#### Prompt:
Find every line with the word "Accounts". Copy those lines.

----------

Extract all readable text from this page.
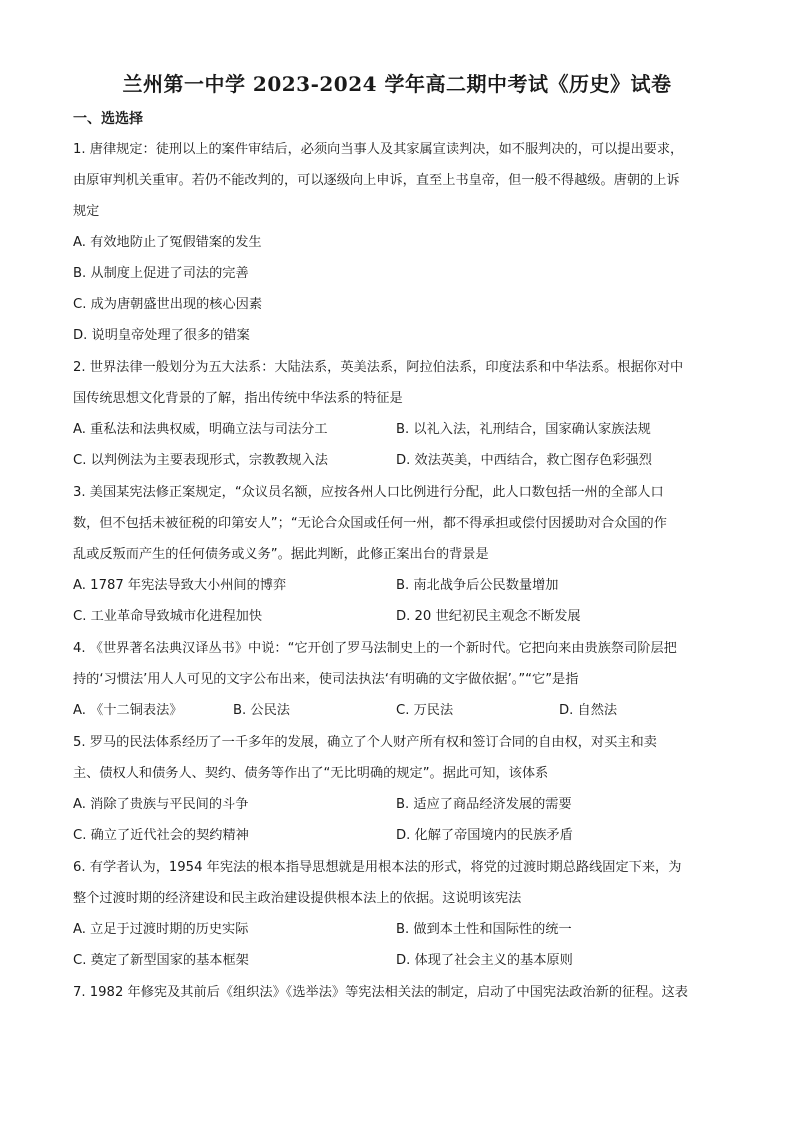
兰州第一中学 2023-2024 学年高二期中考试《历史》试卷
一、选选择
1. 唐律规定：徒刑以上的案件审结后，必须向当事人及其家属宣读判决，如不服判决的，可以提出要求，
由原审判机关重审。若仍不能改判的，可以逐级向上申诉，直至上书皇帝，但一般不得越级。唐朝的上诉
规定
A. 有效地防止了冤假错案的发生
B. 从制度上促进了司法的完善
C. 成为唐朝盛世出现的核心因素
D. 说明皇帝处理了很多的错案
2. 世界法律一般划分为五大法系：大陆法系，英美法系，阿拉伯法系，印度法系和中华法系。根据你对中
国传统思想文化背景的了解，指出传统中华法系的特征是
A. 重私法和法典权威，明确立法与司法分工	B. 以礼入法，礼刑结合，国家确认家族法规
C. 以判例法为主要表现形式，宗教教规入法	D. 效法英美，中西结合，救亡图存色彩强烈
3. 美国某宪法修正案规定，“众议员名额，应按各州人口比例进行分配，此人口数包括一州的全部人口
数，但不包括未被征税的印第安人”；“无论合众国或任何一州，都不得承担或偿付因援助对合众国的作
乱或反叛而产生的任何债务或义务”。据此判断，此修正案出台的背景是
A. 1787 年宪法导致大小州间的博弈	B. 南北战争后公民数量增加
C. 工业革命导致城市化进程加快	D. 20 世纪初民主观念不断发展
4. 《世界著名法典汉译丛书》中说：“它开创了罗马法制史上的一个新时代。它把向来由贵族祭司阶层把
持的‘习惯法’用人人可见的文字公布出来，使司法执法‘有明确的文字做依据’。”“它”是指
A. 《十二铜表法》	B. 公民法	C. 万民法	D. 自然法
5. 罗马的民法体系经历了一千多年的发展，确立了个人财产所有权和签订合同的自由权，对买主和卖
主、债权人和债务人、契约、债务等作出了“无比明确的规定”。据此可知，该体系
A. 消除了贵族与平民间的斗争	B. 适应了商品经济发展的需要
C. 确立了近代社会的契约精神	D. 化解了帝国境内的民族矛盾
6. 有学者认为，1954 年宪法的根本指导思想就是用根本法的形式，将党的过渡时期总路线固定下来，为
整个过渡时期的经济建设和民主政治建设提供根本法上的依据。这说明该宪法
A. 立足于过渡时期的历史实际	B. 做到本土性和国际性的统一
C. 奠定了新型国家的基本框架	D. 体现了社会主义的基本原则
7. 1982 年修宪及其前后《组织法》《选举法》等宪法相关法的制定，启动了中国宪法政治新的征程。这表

----------

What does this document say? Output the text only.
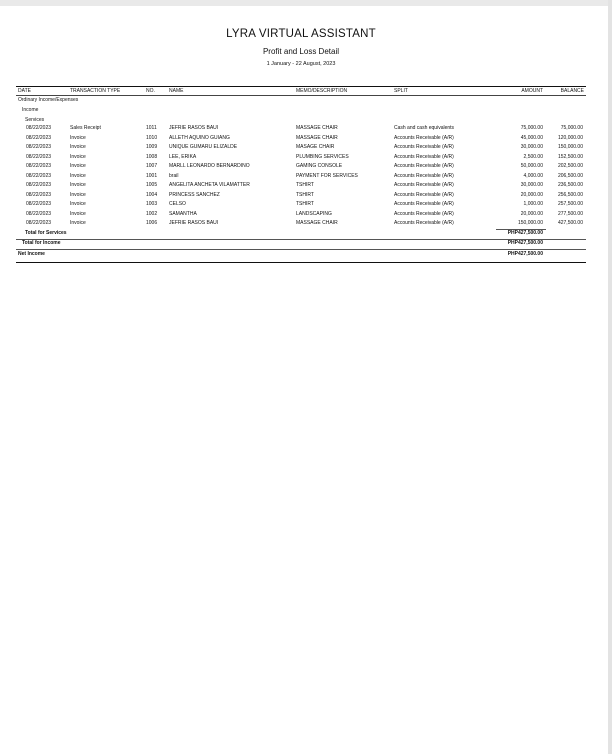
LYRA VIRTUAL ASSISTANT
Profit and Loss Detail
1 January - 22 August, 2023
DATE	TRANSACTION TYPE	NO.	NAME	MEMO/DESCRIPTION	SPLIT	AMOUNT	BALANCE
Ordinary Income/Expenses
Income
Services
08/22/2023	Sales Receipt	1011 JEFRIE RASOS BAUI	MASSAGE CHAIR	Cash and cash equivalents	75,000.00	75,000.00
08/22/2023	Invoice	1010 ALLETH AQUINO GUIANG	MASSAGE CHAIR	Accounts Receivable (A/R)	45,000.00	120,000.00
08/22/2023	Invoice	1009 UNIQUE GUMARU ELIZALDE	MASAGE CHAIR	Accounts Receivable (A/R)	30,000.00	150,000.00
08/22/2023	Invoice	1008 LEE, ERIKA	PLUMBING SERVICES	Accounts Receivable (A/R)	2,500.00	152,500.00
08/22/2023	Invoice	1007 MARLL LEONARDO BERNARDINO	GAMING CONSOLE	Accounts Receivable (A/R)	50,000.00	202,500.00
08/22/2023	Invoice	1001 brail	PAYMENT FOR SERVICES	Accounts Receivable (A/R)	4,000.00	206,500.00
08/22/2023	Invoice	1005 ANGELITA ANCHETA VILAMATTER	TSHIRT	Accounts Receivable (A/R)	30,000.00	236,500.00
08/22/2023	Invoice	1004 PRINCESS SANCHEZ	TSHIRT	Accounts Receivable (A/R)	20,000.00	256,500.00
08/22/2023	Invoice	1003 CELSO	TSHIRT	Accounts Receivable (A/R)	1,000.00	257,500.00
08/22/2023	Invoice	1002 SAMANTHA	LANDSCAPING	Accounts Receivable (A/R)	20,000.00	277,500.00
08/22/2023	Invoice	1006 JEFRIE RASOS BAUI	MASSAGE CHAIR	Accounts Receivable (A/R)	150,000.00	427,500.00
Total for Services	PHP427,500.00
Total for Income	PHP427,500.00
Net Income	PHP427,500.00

----------

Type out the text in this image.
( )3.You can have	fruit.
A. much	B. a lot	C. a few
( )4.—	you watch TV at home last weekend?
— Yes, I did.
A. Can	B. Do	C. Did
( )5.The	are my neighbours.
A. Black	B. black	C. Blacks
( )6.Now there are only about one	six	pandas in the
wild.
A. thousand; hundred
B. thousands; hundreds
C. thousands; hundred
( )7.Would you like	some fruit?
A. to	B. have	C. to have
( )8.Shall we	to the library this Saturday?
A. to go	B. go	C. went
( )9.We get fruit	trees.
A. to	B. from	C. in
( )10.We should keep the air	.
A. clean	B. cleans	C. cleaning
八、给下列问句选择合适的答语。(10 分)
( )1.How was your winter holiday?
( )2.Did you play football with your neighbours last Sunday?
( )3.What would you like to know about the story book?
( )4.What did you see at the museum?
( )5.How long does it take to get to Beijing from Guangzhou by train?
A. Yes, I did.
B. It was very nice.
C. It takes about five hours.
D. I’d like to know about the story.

----------

#### Full solution:
08/22/2023	Invoice	1010 ALLETH AQUINO GUIANG	MASSAGE CHAIR	Accounts Receivable (A/R)	45,000.00	120,000.00
08/22/2023	Invoice	1009 UNIQUE GUMARU ELIZALDE	MASAGE CHAIR	Accounts Receivable (A/R)	30,000.00	150,000.00
08/22/2023	Invoice	1008 LEE, ERIKA	PLUMBING SERVICES	Accounts Receivable (A/R)	2,500.00	152,500.00
08/22/2023	Invoice	1007 MARLL LEONARDO BERNARDINO	GAMING CONSOLE	Accounts Receivable (A/R)	50,000.00	202,500.00
08/22/2023	Invoice	1001 brail	PAYMENT FOR SERVICES	Accounts Receivable (A/R)	4,000.00	206,500.00
08/22/2023	Invoice	1005 ANGELITA ANCHETA VILAMATTER	TSHIRT	Accounts Receivable (A/R)	30,000.00	236,500.00
08/22/2023	Invoice	1004 PRINCESS SANCHEZ	TSHIRT	Accounts Receivable (A/R)	20,000.00	256,500.00
08/22/2023	Invoice	1003 CELSO	TSHIRT	Accounts Receivable (A/R)	1,000.00	257,500.00
08/22/2023	Invoice	1002 SAMANTHA	LANDSCAPING	Accounts Receivable (A/R)	20,000.00	277,500.00
08/22/2023	Invoice	1006 JEFRIE RASOS BAUI	MASSAGE CHAIR	Accounts Receivable (A/R)	150,000.00	427,500.00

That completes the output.